-------- INFORMATION GIVEN --------

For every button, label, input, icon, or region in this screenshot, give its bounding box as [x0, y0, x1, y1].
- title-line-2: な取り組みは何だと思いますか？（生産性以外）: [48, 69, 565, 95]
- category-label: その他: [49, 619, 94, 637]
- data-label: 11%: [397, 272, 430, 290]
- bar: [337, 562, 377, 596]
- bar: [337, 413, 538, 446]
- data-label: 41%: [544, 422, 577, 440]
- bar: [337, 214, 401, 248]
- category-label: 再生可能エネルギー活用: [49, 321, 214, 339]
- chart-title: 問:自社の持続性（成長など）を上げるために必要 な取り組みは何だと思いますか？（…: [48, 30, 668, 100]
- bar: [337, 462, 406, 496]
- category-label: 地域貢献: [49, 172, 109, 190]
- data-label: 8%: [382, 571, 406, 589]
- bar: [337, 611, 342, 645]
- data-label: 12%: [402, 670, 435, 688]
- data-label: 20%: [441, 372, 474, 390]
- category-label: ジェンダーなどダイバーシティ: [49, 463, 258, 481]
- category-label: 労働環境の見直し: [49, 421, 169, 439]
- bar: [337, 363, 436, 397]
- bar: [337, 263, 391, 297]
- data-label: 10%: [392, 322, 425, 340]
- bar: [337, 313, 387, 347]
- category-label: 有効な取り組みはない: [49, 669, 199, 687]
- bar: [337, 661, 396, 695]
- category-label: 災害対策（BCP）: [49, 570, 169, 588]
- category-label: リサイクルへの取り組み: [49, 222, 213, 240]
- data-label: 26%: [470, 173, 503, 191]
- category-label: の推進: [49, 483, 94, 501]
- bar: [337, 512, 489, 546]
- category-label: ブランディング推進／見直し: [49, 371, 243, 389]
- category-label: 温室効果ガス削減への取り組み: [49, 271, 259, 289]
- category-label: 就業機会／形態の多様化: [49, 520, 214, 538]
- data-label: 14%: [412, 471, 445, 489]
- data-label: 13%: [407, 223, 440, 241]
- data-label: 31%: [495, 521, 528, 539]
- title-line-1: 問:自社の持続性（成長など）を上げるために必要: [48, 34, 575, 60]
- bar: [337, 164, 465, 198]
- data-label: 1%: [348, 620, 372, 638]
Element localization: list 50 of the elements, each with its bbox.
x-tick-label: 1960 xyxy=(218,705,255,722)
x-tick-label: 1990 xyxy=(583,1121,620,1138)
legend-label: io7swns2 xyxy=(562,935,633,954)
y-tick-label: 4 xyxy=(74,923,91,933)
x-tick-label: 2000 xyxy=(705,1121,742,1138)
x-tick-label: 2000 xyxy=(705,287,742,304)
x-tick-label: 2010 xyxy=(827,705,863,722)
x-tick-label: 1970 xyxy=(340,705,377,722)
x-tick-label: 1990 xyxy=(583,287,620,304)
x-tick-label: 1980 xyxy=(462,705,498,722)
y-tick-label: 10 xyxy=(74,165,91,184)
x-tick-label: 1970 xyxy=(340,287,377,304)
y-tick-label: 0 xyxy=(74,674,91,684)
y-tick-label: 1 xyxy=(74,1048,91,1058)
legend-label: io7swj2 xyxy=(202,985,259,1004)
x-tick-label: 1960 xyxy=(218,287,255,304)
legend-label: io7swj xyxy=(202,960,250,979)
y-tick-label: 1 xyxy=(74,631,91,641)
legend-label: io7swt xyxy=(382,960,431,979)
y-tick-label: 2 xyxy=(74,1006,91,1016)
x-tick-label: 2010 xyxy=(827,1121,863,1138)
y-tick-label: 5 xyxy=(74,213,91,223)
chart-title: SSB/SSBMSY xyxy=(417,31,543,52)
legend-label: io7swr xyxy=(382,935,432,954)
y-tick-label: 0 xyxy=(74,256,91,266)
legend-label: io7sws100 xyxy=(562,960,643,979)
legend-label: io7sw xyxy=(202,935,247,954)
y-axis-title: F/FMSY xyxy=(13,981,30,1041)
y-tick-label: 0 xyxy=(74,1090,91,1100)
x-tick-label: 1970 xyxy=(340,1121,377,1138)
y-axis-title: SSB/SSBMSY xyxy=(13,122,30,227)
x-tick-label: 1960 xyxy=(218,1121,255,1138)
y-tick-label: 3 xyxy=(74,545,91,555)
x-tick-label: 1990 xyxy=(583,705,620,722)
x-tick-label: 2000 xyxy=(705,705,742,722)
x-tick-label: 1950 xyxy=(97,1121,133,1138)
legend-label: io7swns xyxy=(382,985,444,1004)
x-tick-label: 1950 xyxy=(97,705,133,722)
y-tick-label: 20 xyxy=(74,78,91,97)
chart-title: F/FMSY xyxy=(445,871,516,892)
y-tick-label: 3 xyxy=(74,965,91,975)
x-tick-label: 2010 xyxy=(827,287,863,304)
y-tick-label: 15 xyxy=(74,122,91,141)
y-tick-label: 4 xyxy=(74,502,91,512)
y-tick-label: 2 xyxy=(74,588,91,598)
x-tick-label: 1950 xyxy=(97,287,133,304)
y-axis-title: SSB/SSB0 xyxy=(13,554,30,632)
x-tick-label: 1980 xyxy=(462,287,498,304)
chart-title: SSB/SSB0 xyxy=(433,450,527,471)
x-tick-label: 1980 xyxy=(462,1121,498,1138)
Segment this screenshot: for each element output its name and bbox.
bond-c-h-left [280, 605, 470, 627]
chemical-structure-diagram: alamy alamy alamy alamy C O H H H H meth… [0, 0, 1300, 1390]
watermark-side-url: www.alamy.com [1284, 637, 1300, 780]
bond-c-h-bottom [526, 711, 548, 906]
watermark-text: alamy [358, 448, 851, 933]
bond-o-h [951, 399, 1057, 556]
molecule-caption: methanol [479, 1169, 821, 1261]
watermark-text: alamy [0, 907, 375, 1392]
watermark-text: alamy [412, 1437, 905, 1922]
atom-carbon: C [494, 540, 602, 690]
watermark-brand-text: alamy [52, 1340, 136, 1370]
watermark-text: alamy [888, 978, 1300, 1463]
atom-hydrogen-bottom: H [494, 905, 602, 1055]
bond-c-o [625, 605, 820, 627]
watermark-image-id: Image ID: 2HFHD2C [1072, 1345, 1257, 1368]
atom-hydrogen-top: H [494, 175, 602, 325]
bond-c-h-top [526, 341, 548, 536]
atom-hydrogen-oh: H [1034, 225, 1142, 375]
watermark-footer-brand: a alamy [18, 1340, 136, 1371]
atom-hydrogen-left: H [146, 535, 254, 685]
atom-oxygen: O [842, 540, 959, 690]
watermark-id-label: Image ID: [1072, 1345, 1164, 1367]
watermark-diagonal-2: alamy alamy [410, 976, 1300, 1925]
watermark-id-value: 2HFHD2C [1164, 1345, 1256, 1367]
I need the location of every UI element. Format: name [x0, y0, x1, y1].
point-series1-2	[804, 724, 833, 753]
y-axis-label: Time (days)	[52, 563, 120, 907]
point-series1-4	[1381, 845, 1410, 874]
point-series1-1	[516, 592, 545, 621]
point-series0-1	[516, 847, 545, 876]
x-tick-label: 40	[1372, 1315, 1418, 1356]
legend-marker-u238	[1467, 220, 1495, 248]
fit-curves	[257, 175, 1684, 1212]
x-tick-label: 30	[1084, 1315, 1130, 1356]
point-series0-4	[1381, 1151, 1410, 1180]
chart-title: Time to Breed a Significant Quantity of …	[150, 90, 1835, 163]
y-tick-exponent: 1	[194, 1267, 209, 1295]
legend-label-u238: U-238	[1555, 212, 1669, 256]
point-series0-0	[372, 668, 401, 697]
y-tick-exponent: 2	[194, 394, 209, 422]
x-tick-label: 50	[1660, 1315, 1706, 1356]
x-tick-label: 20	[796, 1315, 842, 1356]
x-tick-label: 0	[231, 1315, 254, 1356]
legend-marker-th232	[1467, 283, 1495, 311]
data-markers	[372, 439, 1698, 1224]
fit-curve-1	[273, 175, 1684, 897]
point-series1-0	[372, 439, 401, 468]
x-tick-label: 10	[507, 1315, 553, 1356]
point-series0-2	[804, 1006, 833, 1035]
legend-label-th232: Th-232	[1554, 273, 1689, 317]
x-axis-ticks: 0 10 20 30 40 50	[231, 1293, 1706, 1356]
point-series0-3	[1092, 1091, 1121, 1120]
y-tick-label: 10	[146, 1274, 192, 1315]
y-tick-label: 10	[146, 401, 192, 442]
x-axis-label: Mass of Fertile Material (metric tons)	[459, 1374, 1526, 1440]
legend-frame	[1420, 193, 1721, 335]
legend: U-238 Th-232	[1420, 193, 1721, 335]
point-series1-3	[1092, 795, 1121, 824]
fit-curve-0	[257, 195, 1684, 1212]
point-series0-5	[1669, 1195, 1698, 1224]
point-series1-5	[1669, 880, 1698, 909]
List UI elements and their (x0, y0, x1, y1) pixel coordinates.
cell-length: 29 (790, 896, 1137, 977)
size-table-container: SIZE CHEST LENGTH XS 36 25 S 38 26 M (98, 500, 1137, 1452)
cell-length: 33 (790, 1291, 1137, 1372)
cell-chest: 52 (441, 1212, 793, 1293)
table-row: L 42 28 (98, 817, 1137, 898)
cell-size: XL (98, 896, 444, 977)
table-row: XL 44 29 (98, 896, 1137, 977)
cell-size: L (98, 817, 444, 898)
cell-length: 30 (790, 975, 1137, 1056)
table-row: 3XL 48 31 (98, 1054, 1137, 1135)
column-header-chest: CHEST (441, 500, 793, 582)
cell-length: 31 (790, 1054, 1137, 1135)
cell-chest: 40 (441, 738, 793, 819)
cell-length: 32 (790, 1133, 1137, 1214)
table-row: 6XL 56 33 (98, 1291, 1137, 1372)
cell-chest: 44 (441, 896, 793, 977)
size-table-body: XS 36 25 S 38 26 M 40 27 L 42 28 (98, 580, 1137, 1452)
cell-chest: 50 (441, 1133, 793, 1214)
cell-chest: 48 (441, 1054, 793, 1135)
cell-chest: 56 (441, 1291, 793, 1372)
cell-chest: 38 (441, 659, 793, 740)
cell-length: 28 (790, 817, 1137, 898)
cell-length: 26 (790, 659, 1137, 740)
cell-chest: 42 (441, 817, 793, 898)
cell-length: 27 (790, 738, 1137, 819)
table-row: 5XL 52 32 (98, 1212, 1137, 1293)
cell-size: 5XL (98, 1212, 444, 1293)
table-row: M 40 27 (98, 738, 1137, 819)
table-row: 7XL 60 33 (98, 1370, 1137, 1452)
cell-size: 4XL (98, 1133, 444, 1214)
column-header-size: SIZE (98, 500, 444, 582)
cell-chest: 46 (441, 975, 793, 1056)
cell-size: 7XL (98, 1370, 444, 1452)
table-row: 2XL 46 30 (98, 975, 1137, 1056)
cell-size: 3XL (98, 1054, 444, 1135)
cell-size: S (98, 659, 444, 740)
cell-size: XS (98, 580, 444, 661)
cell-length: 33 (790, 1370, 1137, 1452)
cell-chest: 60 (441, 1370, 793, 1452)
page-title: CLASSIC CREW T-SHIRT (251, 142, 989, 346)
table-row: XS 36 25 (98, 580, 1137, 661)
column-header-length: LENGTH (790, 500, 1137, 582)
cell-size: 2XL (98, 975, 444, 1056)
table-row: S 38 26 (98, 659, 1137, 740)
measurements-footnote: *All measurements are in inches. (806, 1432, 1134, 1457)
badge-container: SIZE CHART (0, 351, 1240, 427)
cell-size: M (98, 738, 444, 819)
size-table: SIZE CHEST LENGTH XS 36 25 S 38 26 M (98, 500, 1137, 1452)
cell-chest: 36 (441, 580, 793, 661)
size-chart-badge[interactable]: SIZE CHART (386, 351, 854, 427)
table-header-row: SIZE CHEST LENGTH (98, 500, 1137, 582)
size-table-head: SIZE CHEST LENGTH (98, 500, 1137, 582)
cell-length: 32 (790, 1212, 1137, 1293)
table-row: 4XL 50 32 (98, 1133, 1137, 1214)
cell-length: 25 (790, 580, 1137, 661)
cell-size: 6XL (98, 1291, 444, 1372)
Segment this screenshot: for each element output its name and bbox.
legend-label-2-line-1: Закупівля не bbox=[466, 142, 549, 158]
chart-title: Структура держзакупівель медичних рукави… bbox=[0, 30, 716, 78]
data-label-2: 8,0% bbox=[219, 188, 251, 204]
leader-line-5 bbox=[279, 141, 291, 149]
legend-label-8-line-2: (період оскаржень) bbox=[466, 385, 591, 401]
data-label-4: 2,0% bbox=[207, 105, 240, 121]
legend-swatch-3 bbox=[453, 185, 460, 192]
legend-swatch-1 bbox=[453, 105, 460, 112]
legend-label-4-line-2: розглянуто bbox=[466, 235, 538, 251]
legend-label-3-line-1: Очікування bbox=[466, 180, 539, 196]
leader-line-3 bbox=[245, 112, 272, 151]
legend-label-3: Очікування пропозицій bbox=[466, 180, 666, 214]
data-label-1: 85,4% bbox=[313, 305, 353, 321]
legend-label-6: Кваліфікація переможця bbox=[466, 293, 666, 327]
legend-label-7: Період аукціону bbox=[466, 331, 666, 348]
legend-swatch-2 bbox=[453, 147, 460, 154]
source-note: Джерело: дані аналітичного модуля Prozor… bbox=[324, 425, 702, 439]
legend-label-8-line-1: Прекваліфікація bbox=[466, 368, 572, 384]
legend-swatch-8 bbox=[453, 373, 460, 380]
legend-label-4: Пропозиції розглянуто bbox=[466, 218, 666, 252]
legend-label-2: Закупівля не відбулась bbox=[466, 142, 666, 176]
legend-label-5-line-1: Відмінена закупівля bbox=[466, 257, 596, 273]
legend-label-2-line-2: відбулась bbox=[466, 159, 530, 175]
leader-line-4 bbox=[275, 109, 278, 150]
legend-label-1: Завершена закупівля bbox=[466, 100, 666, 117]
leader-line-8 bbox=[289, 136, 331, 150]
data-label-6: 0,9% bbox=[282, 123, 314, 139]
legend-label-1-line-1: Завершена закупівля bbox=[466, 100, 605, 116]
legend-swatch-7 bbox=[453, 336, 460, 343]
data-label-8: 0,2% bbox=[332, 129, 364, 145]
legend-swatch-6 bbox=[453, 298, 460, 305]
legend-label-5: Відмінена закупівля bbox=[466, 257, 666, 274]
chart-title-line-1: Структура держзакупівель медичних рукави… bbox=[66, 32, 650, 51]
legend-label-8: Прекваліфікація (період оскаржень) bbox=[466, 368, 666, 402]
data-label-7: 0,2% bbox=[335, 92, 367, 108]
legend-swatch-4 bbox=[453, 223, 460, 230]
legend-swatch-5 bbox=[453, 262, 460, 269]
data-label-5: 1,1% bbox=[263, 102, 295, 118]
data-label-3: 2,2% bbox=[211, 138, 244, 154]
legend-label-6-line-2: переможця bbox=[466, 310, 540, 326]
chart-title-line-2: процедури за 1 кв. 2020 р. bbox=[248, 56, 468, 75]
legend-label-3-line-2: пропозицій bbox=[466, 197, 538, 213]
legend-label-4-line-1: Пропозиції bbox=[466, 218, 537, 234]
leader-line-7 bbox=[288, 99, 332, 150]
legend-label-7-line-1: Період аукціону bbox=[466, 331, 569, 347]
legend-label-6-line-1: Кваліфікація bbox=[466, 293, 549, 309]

--------

Lay out the material as a JSON list of strings, one per line with blank lines omitted, starting at the first line and ending at the line containing "- bar: [337, 363, 436, 397]".

[
  "For every button, label, input, icon, or region in this screenshot, give its bounding box as [x0, y0, x1, y1].",
  "- title-line-2: な取り組みは何だと思いますか？（生産性以外）: [48, 69, 565, 95]",
  "- category-label: その他: [49, 619, 94, 637]",
  "- data-label: 11%: [397, 272, 430, 290]",
  "- bar: [337, 562, 377, 596]",
  "- bar: [337, 413, 538, 446]",
  "- data-label: 41%: [544, 422, 577, 440]",
  "- bar: [337, 214, 401, 248]",
  "- category-label: 再生可能エネルギー活用: [49, 321, 214, 339]",
  "- chart-title: 問:自社の持続性（成長など）を上げるために必要 な取り組みは何だと思いますか？（…: [48, 30, 668, 100]",
  "- bar: [337, 462, 406, 496]",
  "- category-label: 地域貢献: [49, 172, 109, 190]",
  "- data-label: 8%: [382, 571, 406, 589]",
  "- bar: [337, 611, 342, 645]",
  "- data-label: 12%: [402, 670, 435, 688]",
  "- data-label: 20%: [441, 372, 474, 390]",
  "- category-label: ジェンダーなどダイバーシティ: [49, 463, 258, 481]",
  "- category-label: 労働環境の見直し: [49, 421, 169, 439]",
  "- bar: [337, 363, 436, 397]"
]